● **WRITTEN INSTRUCTION**:
Write out the material below again, unchanged.
# # # # # # #
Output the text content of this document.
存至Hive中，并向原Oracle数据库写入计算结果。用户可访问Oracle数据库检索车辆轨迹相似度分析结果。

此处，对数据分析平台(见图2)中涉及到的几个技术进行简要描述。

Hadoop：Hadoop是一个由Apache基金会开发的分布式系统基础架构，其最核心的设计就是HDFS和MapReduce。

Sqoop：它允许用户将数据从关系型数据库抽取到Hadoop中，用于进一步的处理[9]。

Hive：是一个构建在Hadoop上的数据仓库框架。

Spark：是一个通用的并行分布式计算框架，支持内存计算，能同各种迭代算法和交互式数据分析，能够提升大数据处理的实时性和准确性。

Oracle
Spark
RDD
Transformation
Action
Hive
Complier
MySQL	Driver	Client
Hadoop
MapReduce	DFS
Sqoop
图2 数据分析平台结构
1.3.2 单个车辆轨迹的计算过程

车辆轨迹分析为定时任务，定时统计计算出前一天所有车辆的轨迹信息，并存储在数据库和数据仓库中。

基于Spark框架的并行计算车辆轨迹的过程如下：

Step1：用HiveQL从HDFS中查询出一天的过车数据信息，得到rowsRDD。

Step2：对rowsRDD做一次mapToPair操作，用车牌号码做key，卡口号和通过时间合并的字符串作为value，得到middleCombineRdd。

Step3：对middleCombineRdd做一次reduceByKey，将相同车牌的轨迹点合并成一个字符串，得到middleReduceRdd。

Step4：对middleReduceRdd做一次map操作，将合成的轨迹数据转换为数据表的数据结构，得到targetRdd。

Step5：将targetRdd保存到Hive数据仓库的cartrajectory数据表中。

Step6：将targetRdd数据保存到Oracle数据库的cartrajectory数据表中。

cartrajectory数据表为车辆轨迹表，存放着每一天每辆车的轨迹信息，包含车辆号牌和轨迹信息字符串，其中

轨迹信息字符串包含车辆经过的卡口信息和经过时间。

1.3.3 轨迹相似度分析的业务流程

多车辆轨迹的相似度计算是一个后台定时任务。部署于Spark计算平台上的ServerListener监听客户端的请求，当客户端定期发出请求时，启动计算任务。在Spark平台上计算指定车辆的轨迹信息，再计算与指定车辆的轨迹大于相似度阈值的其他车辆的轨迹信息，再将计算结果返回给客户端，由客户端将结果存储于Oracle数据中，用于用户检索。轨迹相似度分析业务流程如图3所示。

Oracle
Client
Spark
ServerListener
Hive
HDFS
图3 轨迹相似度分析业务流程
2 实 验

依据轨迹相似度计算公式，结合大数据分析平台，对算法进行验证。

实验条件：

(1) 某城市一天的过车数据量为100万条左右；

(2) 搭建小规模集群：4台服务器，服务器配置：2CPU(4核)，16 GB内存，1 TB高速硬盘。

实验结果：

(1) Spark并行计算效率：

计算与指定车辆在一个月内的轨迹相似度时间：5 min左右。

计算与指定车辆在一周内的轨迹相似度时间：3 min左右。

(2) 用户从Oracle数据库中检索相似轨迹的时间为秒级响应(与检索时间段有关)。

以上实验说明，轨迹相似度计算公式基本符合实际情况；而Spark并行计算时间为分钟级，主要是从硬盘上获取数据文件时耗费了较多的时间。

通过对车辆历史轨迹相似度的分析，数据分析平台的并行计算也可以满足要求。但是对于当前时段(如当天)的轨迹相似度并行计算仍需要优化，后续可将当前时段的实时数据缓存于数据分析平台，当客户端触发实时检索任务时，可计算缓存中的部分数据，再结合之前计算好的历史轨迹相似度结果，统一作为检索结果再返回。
# # # # # # #
● **WRITTEN ANSWER**:
Output the text content of this document.
存至Hive中，并向原Oracle数据库写入计算结果。用户可访问Oracle数据库检索车辆轨迹相似度分析结果。

此处，对数据分析平台(见图2)中涉及到的几个技术进行简要描述。

Hadoop：Hadoop是一个由Apache基金会开发的分布式系统基础架构，其最核心的设计就是HDFS和MapReduce。

Sqoop：它允许用户将数据从关系型数据库抽取到Hadoop中，用于进一步的处理[9]。

Hive：是一个构建在Hadoop上的数据仓库框架。

Spark：是一个通用的并行分布式计算框架，支持内存计算，能同各种迭代算法和交互式数据分析，能够提升大数据处理的实时性和准确性。

Oracle
Spark
RDD
Transformation
Action
Hive
Complier
MySQL	Driver	Client
Hadoop
MapReduce	DFS
Sqoop
图2 数据分析平台结构
1.3.2 单个车辆轨迹的计算过程

车辆轨迹分析为定时任务，定时统计计算出前一天所有车辆的轨迹信息，并存储在数据库和数据仓库中。

基于Spark框架的并行计算车辆轨迹的过程如下：

Step1：用HiveQL从HDFS中查询出一天的过车数据信息，得到rowsRDD。

Step2：对rowsRDD做一次mapToPair操作，用车牌号码做key，卡口号和通过时间合并的字符串作为value，得到middleCombineRdd。

Step3：对middleCombineRdd做一次reduceByKey，将相同车牌的轨迹点合并成一个字符串，得到middleReduceRdd。

Step4：对middleReduceRdd做一次map操作，将合成的轨迹数据转换为数据表的数据结构，得到targetRdd。

Step5：将targetRdd保存到Hive数据仓库的cartrajectory数据表中。

Step6：将targetRdd数据保存到Oracle数据库的cartrajectory数据表中。

cartrajectory数据表为车辆轨迹表，存放着每一天每辆车的轨迹信息，包含车辆号牌和轨迹信息字符串，其中

轨迹信息字符串包含车辆经过的卡口信息和经过时间。

1.3.3 轨迹相似度分析的业务流程

多车辆轨迹的相似度计算是一个后台定时任务。部署于Spark计算平台上的ServerListener监听客户端的请求，当客户端定期发出请求时，启动计算任务。在Spark平台上计算指定车辆的轨迹信息，再计算与指定车辆的轨迹大于相似度阈值的其他车辆的轨迹信息，再将计算结果返回给客户端，由客户端将结果存储于Oracle数据中，用于用户检索。轨迹相似度分析业务流程如图3所示。

Oracle
Client
Spark
ServerListener
Hive
HDFS
图3 轨迹相似度分析业务流程
2 实 验

依据轨迹相似度计算公式，结合大数据分析平台，对算法进行验证。

实验条件：

(1) 某城市一天的过车数据量为100万条左右；

(2) 搭建小规模集群：4台服务器，服务器配置：2CPU(4核)，16 GB内存，1 TB高速硬盘。

实验结果：

(1) Spark并行计算效率：

计算与指定车辆在一个月内的轨迹相似度时间：5 min左右。

计算与指定车辆在一周内的轨迹相似度时间：3 min左右。

(2) 用户从Oracle数据库中检索相似轨迹的时间为秒级响应(与检索时间段有关)。

以上实验说明，轨迹相似度计算公式基本符合实际情况；而Spark并行计算时间为分钟级，主要是从硬盘上获取数据文件时耗费了较多的时间。

通过对车辆历史轨迹相似度的分析，数据分析平台的并行计算也可以满足要求。但是对于当前时段(如当天)的轨迹相似度并行计算仍需要优化，后续可将当前时段的实时数据缓存于数据分析平台，当客户端触发实时检索任务时，可计算缓存中的部分数据，再结合之前计算好的历史轨迹相似度结果，统一作为检索结果再返回。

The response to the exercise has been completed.